- **TASK DESCRIPTION**:
Exactly repeat the material, dropping every picture from the copy.

** start SOURCE RECORDS **

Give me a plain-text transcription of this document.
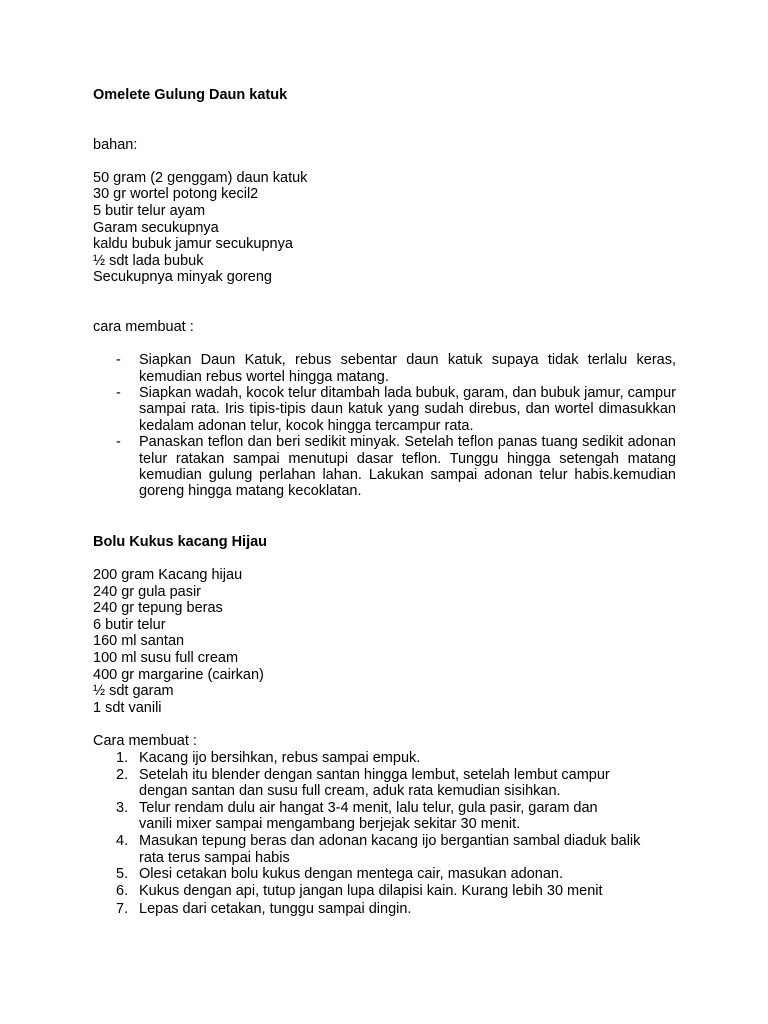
Omelete Gulung Daun katuk

bahan:

50 gram (2 genggam) daun katuk

30 gr wortel potong kecil2

5 butir telur ayam

Garam secukupnya

kaldu bubuk jamur secukupnya

½ sdt lada bubuk

Secukupnya minyak goreng

cara membuat :

-	Siapkan Daun Katuk, rebus sebentar daun katuk supaya tidak terlalu keras, kemudian rebus wortel hingga matang.
-	Siapkan wadah, kocok telur ditambah lada bubuk, garam, dan bubuk jamur, campur sampai rata. Iris tipis-tipis daun katuk yang sudah direbus, dan wortel dimasukkan kedalam adonan telur, kocok hingga tercampur rata.
-	Panaskan teflon dan beri sedikit minyak. Setelah teflon panas tuang sedikit adonan telur ratakan sampai menutupi dasar teflon. Tunggu hingga setengah matang kemudian gulung perlahan lahan. Lakukan sampai adonan telur habis.kemudian goreng hingga matang kecoklatan.

Bolu Kukus kacang Hijau

200 gram Kacang hijau

240 gr gula pasir

240 gr tepung beras

6 butir telur

160 ml santan

100 ml susu full cream

400 gr margarine (cairkan)

½ sdt garam

1 sdt vanili

Cara membuat :

1. Kacang ijo bersihkan, rebus sampai empuk.
2. Setelah itu blender dengan santan hingga lembut, setelah lembut campur
dengan santan dan susu full cream, aduk rata kemudian sisihkan.
3. Telur rendam dulu air hangat 3-4 menit, lalu telur, gula pasir, garam dan
vanili mixer sampai mengambang berjejak sekitar 30 menit.
4. Masukan tepung beras dan adonan kacang ijo bergantian sambal diaduk balik
rata terus sampai habis
5. Olesi cetakan bolu kukus dengan mentega cair, masukan adonan.
6. Kukus dengan api, tutup jangan lupa dilapisi kain. Kurang lebih 30 menit
7. Lepas dari cetakan, tunggu sampai dingin.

** end SOURCE RECORDS **

- **WRITTEN REPLY**:
Give me a plain-text transcription of this document.
Omelete Gulung Daun katuk

bahan:

50 gram (2 genggam) daun katuk

30 gr wortel potong kecil2

5 butir telur ayam

Garam secukupnya

kaldu bubuk jamur secukupnya

½ sdt lada bubuk

Secukupnya minyak goreng

cara membuat :

-	Siapkan Daun Katuk, rebus sebentar daun katuk supaya tidak terlalu keras, kemudian rebus wortel hingga matang.
-	Siapkan wadah, kocok telur ditambah lada bubuk, garam, dan bubuk jamur, campur sampai rata. Iris tipis-tipis daun katuk yang sudah direbus, dan wortel dimasukkan kedalam adonan telur, kocok hingga tercampur rata.
-	Panaskan teflon dan beri sedikit minyak. Setelah teflon panas tuang sedikit adonan telur ratakan sampai menutupi dasar teflon. Tunggu hingga setengah matang kemudian gulung perlahan lahan. Lakukan sampai adonan telur habis.kemudian goreng hingga matang kecoklatan.

Bolu Kukus kacang Hijau

200 gram Kacang hijau

240 gr gula pasir

240 gr tepung beras

6 butir telur

160 ml santan

100 ml susu full cream

400 gr margarine (cairkan)

½ sdt garam

1 sdt vanili

Cara membuat :

1. Kacang ijo bersihkan, rebus sampai empuk.
2. Setelah itu blender dengan santan hingga lembut, setelah lembut campur
dengan santan dan susu full cream, aduk rata kemudian sisihkan.
3. Telur rendam dulu air hangat 3-4 menit, lalu telur, gula pasir, garam dan
vanili mixer sampai mengambang berjejak sekitar 30 menit.
4. Masukan tepung beras dan adonan kacang ijo bergantian sambal diaduk balik
rata terus sampai habis
5. Olesi cetakan bolu kukus dengan mentega cair, masukan adonan.
6. Kukus dengan api, tutup jangan lupa dilapisi kain. Kurang lebih 30 menit
7. Lepas dari cetakan, tunggu sampai dingin.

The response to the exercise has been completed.